▶ [ZIEL] Ersetze in der gesamten Auflistung „frame“ durch „Rahmen“ und gib alle Zeilen sonst unverändert wieder. Lass die Bilder in der Antwort weg.

▶ [BEREITGESTELLTE AUFLISTUNG]
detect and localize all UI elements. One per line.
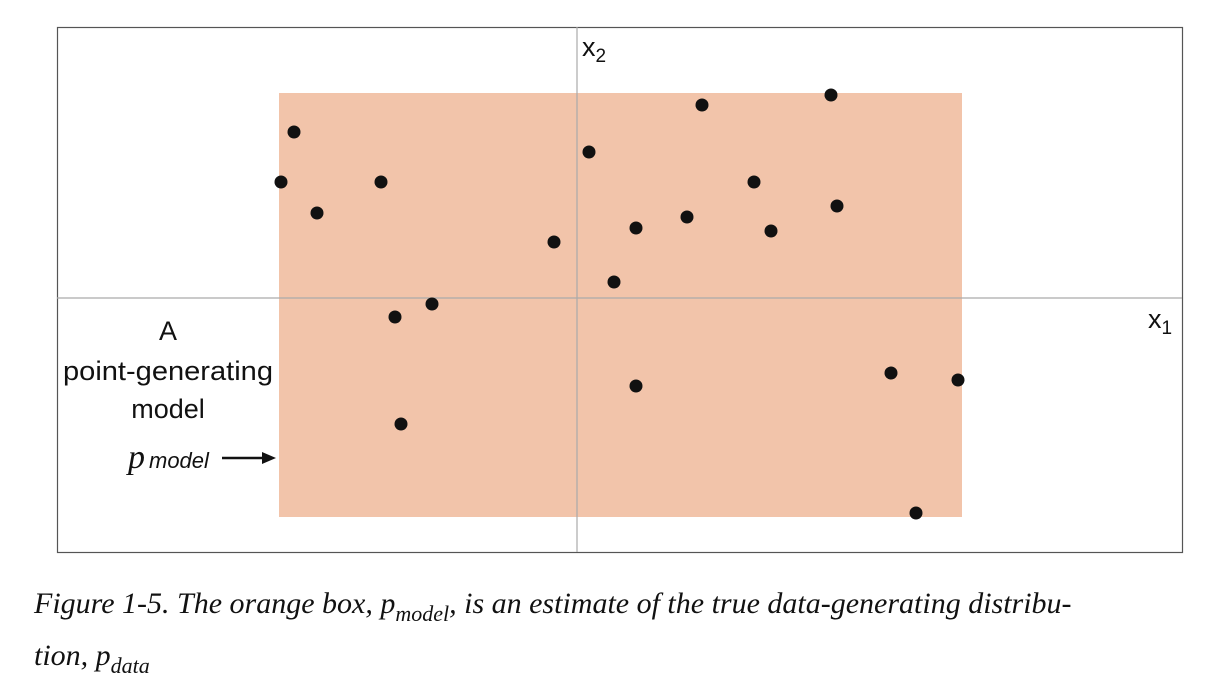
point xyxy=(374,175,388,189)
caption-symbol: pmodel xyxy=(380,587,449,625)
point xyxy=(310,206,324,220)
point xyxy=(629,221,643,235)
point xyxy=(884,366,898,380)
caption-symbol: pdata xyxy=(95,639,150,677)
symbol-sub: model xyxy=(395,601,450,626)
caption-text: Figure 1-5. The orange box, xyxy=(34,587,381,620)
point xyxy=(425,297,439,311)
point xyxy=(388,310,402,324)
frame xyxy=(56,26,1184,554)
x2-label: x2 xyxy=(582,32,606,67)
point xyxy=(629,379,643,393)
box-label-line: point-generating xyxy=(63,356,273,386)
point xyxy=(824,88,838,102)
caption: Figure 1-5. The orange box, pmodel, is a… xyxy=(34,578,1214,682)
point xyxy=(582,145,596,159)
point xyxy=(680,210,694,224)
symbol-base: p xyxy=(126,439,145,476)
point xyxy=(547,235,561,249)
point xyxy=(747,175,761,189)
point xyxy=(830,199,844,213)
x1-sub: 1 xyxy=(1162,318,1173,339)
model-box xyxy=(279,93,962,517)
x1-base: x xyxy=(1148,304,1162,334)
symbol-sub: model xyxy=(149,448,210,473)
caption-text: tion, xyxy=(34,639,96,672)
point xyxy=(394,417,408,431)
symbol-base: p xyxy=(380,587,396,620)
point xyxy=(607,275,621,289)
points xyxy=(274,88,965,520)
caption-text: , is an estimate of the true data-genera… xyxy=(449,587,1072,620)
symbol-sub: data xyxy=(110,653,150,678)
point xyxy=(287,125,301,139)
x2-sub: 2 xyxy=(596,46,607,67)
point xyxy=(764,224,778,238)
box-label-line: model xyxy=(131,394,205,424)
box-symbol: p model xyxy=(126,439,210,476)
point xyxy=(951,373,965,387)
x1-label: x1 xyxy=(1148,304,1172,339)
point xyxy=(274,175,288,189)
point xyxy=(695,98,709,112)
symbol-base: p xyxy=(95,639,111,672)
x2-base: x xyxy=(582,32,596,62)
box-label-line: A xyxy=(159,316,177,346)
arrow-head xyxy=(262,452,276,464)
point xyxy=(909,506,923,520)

▶ [ANTWORT ZUR AUFGABE]
detect and localize all UI elements. One per line.
point xyxy=(374,175,388,189)
caption-symbol: pmodel xyxy=(380,587,449,625)
point xyxy=(310,206,324,220)
point xyxy=(629,221,643,235)
point xyxy=(884,366,898,380)
caption-symbol: pdata xyxy=(95,639,150,677)
symbol-sub: model xyxy=(395,601,450,626)
caption-text: Figure 1-5. The orange box, xyxy=(34,587,381,620)
point xyxy=(425,297,439,311)
point xyxy=(388,310,402,324)
Rahmen xyxy=(56,26,1184,554)
x2-label: x2 xyxy=(582,32,606,67)
point xyxy=(629,379,643,393)
box-label-line: point-generating xyxy=(63,356,273,386)
point xyxy=(824,88,838,102)
caption: Figure 1-5. The orange box, pmodel, is a… xyxy=(34,578,1214,682)
point xyxy=(582,145,596,159)
point xyxy=(680,210,694,224)
symbol-base: p xyxy=(126,439,145,476)
point xyxy=(547,235,561,249)
point xyxy=(747,175,761,189)
point xyxy=(830,199,844,213)
x1-sub: 1 xyxy=(1162,318,1173,339)
model-box xyxy=(279,93,962,517)
x1-base: x xyxy=(1148,304,1162,334)
symbol-sub: model xyxy=(149,448,210,473)
caption-text: tion, xyxy=(34,639,96,672)
point xyxy=(394,417,408,431)
symbol-base: p xyxy=(380,587,396,620)
point xyxy=(607,275,621,289)
points xyxy=(274,88,965,520)
caption-text: , is an estimate of the true data-genera… xyxy=(449,587,1072,620)
symbol-sub: data xyxy=(110,653,150,678)
point xyxy=(287,125,301,139)
x2-sub: 2 xyxy=(596,46,607,67)
point xyxy=(764,224,778,238)
box-label-line: model xyxy=(131,394,205,424)
box-symbol: p model xyxy=(126,439,210,476)
point xyxy=(951,373,965,387)
x1-label: x1 xyxy=(1148,304,1172,339)
point xyxy=(274,175,288,189)
point xyxy=(695,98,709,112)
symbol-base: p xyxy=(95,639,111,672)
x2-base: x xyxy=(582,32,596,62)
box-label-line: A xyxy=(159,316,177,346)
arrow-head xyxy=(262,452,276,464)
point xyxy=(909,506,923,520)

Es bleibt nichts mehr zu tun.